===== DATA TO USE

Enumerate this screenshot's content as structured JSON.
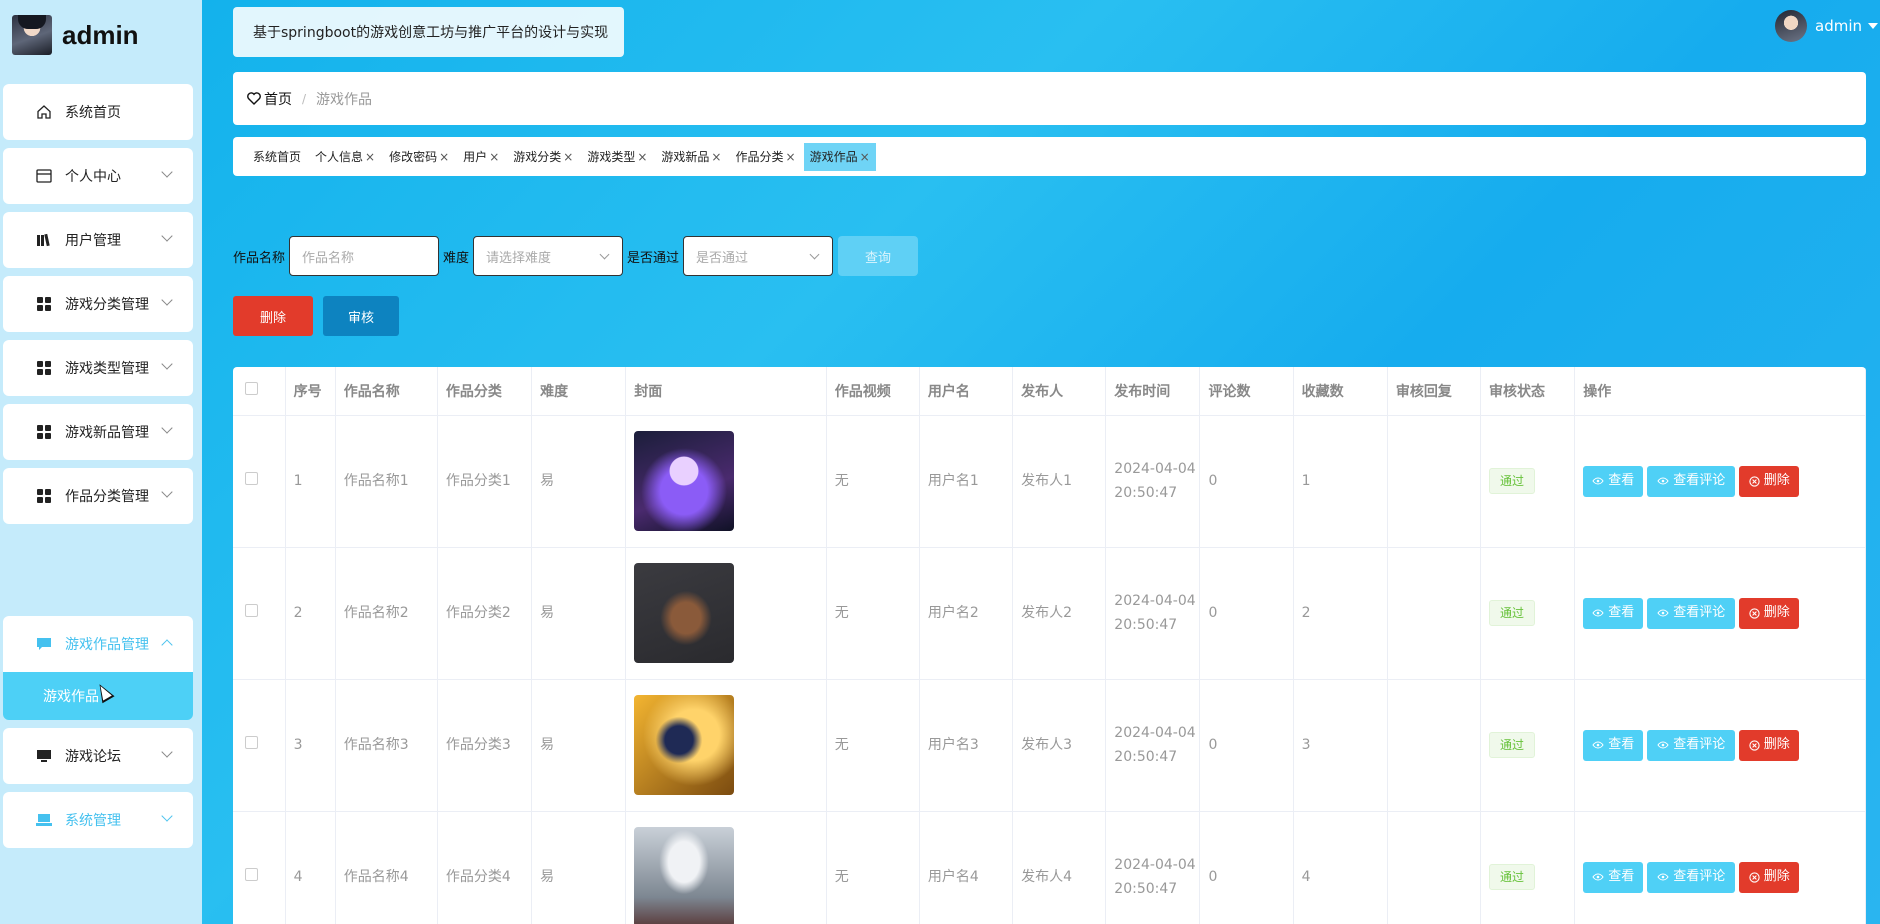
{
  "app": {
    "name": "admin"
  },
  "sidebar": {
    "items": [
      {
        "label": "系统首页",
        "icon": "home-icon"
      },
      {
        "label": "个人中心",
        "icon": "id-card-icon"
      },
      {
        "label": "用户管理",
        "icon": "users-icon"
      },
      {
        "label": "游戏分类管理",
        "icon": "grid-icon"
      },
      {
        "label": "游戏类型管理",
        "icon": "grid-icon"
      },
      {
        "label": "游戏新品管理",
        "icon": "grid-icon"
      },
      {
        "label": "作品分类管理",
        "icon": "grid-icon"
      },
      {
        "label": "游戏作品管理",
        "icon": "chat-icon"
      },
      {
        "label": "游戏论坛",
        "icon": "monitor-icon"
      },
      {
        "label": "系统管理",
        "icon": "laptop-icon"
      }
    ],
    "submenu_item": "游戏作品"
  },
  "header": {
    "site_title": "基于springboot的游戏创意工坊与推广平台的设计与实现",
    "user": "admin"
  },
  "breadcrumb": {
    "home": "首页",
    "separator": "/",
    "current": "游戏作品"
  },
  "tabs": [
    "系统首页",
    "个人信息",
    "修改密码",
    "用户",
    "游戏分类",
    "游戏类型",
    "游戏新品",
    "作品分类",
    "游戏作品"
  ],
  "tab_close": "×",
  "filter": {
    "name_label": "作品名称",
    "name_placeholder": "作品名称",
    "difficulty_label": "难度",
    "difficulty_placeholder": "请选择难度",
    "passed_label": "是否通过",
    "passed_placeholder": "是否通过",
    "query_button": "查询"
  },
  "actions": {
    "delete": "删除",
    "audit": "审核"
  },
  "table": {
    "headers": [
      "",
      "序号",
      "作品名称",
      "作品分类",
      "难度",
      "封面",
      "作品视频",
      "用户名",
      "发布人",
      "发布时间",
      "评论数",
      "收藏数",
      "审核回复",
      "审核状态",
      "操作"
    ],
    "rows": [
      {
        "index": "1",
        "name": "作品名称1",
        "category": "作品分类1",
        "difficulty": "易",
        "video": "无",
        "username": "用户名1",
        "publisher": "发布人1",
        "time": "2024-04-04 20:50:47",
        "comments": "0",
        "favorites": "1",
        "reply": "",
        "status": "通过"
      },
      {
        "index": "2",
        "name": "作品名称2",
        "category": "作品分类2",
        "difficulty": "易",
        "video": "无",
        "username": "用户名2",
        "publisher": "发布人2",
        "time": "2024-04-04 20:50:47",
        "comments": "0",
        "favorites": "2",
        "reply": "",
        "status": "通过"
      },
      {
        "index": "3",
        "name": "作品名称3",
        "category": "作品分类3",
        "difficulty": "易",
        "video": "无",
        "username": "用户名3",
        "publisher": "发布人3",
        "time": "2024-04-04 20:50:47",
        "comments": "0",
        "favorites": "3",
        "reply": "",
        "status": "通过"
      },
      {
        "index": "4",
        "name": "作品名称4",
        "category": "作品分类4",
        "difficulty": "易",
        "video": "无",
        "username": "用户名4",
        "publisher": "发布人4",
        "time": "2024-04-04 20:50:47",
        "comments": "0",
        "favorites": "4",
        "reply": "",
        "status": "通过"
      }
    ],
    "row_actions": {
      "view": "查看",
      "view_comments": "查看评论",
      "delete": "删除"
    }
  },
  "colors": {
    "primary": "#4fd0f6",
    "danger": "#e23b2b",
    "audit": "#0d83c0",
    "sidebar_bg": "#c5ebfb",
    "success": "#67c23a"
  }
}
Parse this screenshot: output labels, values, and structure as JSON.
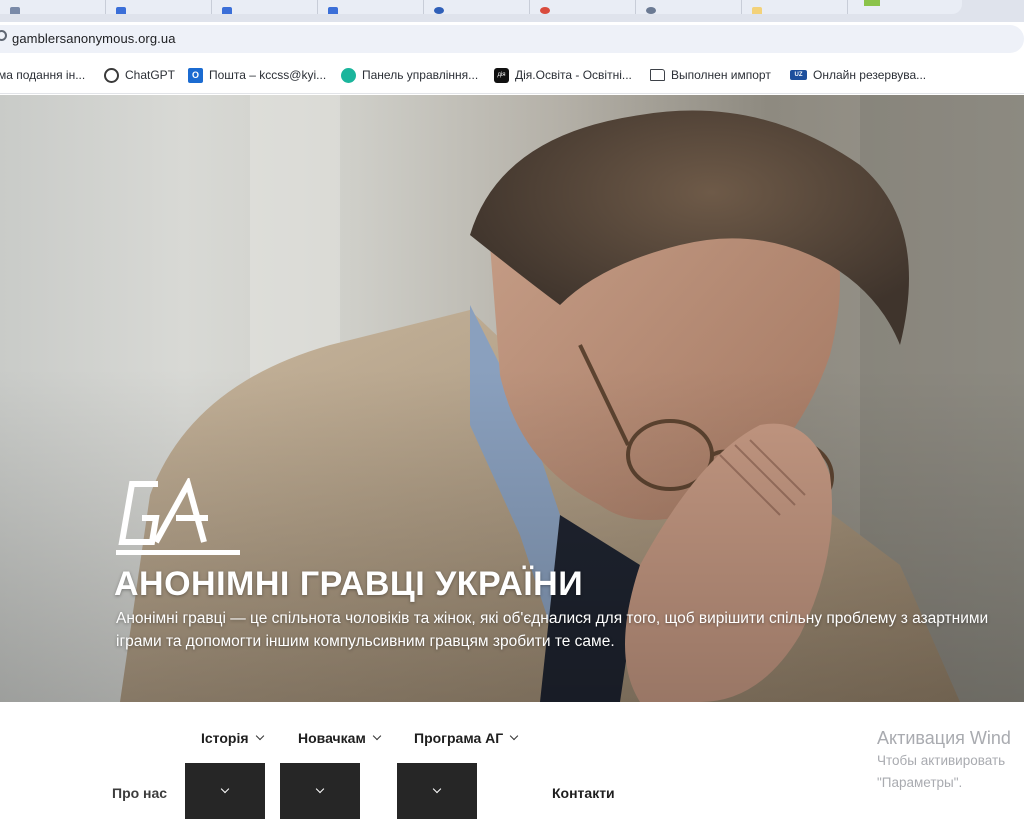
{
  "browser": {
    "address": "gamblersanonymous.org.ua",
    "bookmarks": [
      {
        "label": "ма подання ін...",
        "icon": "none"
      },
      {
        "label": "ChatGPT",
        "icon": "chatgpt-icon"
      },
      {
        "label": "Пошта – kccss@kyi...",
        "icon": "outlook-icon"
      },
      {
        "label": "Панель управління...",
        "icon": "graduation-cap-icon"
      },
      {
        "label": "Дія.Освіта - Освітні...",
        "icon": "diia-icon"
      },
      {
        "label": "Выполнен импорт",
        "icon": "folder-icon"
      },
      {
        "label": "Онлайн резервува...",
        "icon": "uz-icon"
      }
    ]
  },
  "hero": {
    "title": "АНОНІМНІ ГРАВЦІ УКРАЇНИ",
    "description": "Анонімні гравці — це спільнота чоловіків та жінок, які об'єдналися для того, щоб вирішити спільну проблему з азартними іграми та допомогти іншим компульсивним гравцям зробити те саме.",
    "logo_text": "GA"
  },
  "nav": {
    "history": "Історія",
    "newcomers": "Новачкам",
    "program": "Програма АГ",
    "about": "Про нас",
    "contacts": "Контакти"
  },
  "windows_activation": {
    "line1": "Активация Wind",
    "line2": "Чтобы активировать",
    "line3": "\"Параметры\"."
  },
  "colors": {
    "dark_button": "#262626",
    "activation_text": "#a9abb0"
  }
}
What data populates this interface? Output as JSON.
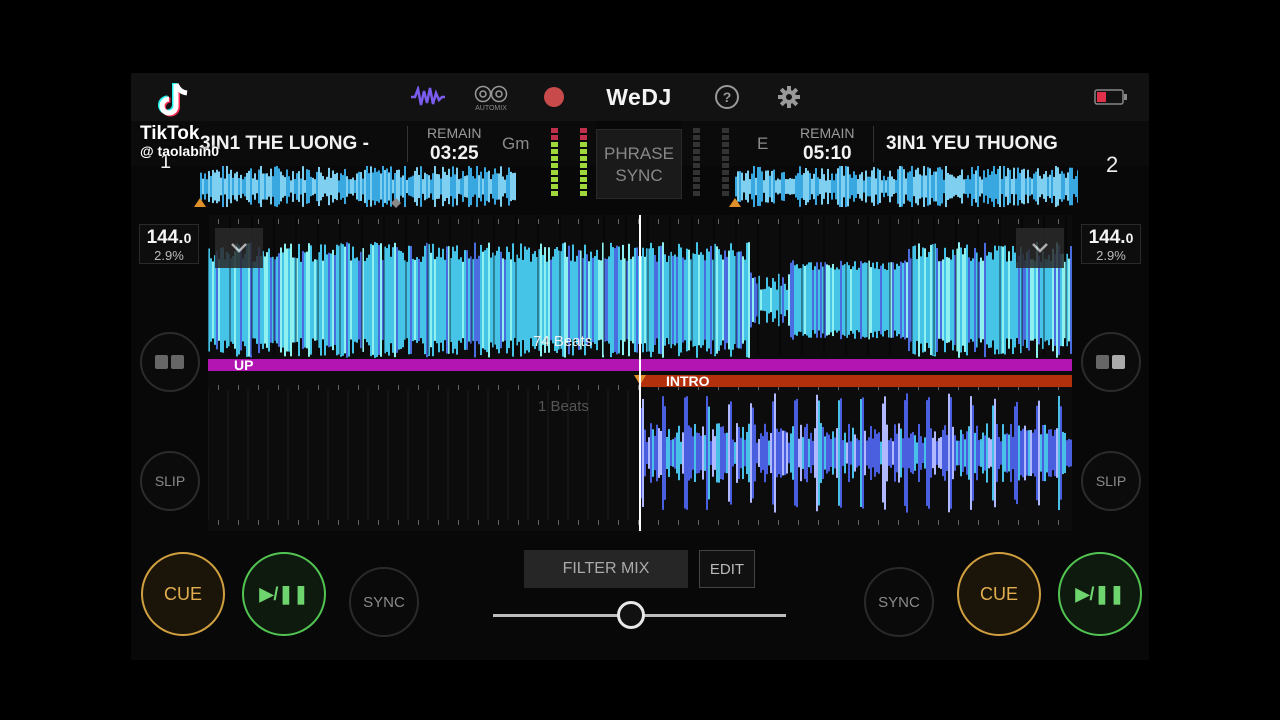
{
  "header": {
    "logo": "WeDJ",
    "automix_label": "AUTOMIX",
    "help_icon": "?",
    "battery_color": "#e0304a"
  },
  "deck1": {
    "number": "1",
    "title": "3IN1 THE LUONG -",
    "remain_label": "REMAIN",
    "remain": "03:25",
    "key": "Gm",
    "bpm_main": "144.",
    "bpm_dec": "0",
    "pitch": "2.9%",
    "beats_label": "74 Beats",
    "cue_label": "UP",
    "cue_label_color": "#b315b3",
    "buttons": {
      "cue": "CUE",
      "play": "▶/❚❚",
      "sync": "SYNC",
      "slip": "SLIP"
    }
  },
  "deck2": {
    "number": "2",
    "title": "3IN1 YEU THUONG",
    "remain_label": "REMAIN",
    "remain": "05:10",
    "key": "E",
    "bpm_main": "144.",
    "bpm_dec": "0",
    "pitch": "2.9%",
    "beats_label": "1 Beats",
    "cue_label": "INTRO",
    "cue_label_color": "#b3300c",
    "buttons": {
      "cue": "CUE",
      "play": "▶/❚❚",
      "sync": "SYNC",
      "slip": "SLIP"
    }
  },
  "center": {
    "phrase_sync": [
      "PHRASE",
      "SYNC"
    ],
    "filter_mix": "FILTER MIX",
    "edit": "EDIT",
    "crossfader_position": 0.47
  },
  "watermark": {
    "brand": "TikTok",
    "user": "@ taolabin0"
  }
}
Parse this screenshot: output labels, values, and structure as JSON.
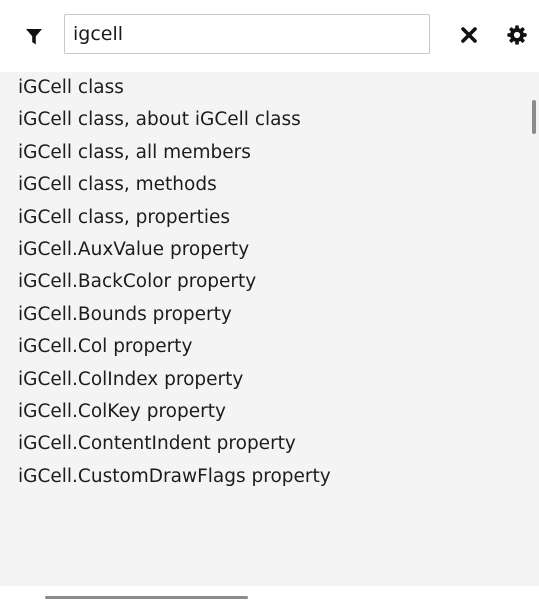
{
  "toolbar": {
    "filter_icon": "funnel-icon",
    "search_value": "igcell",
    "clear_icon": "close-icon",
    "settings_icon": "gear-icon"
  },
  "index_list": {
    "items": [
      "iGCell class",
      "iGCell class, about iGCell class",
      "iGCell class, all members",
      "iGCell class, methods",
      "iGCell class, properties",
      "iGCell.AuxValue property",
      "iGCell.BackColor property",
      "iGCell.Bounds property",
      "iGCell.Col property",
      "iGCell.ColIndex property",
      "iGCell.ColKey property",
      "iGCell.ContentIndent property",
      "iGCell.CustomDrawFlags property"
    ]
  }
}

==========

## TASK
Look over the listing above. Pick out and copy every line that includes "class".

## RESPONSE BELOW
      "iGCell class",
      "iGCell class, about iGCell class",
      "iGCell class, all members",
      "iGCell class, methods",
      "iGCell class, properties",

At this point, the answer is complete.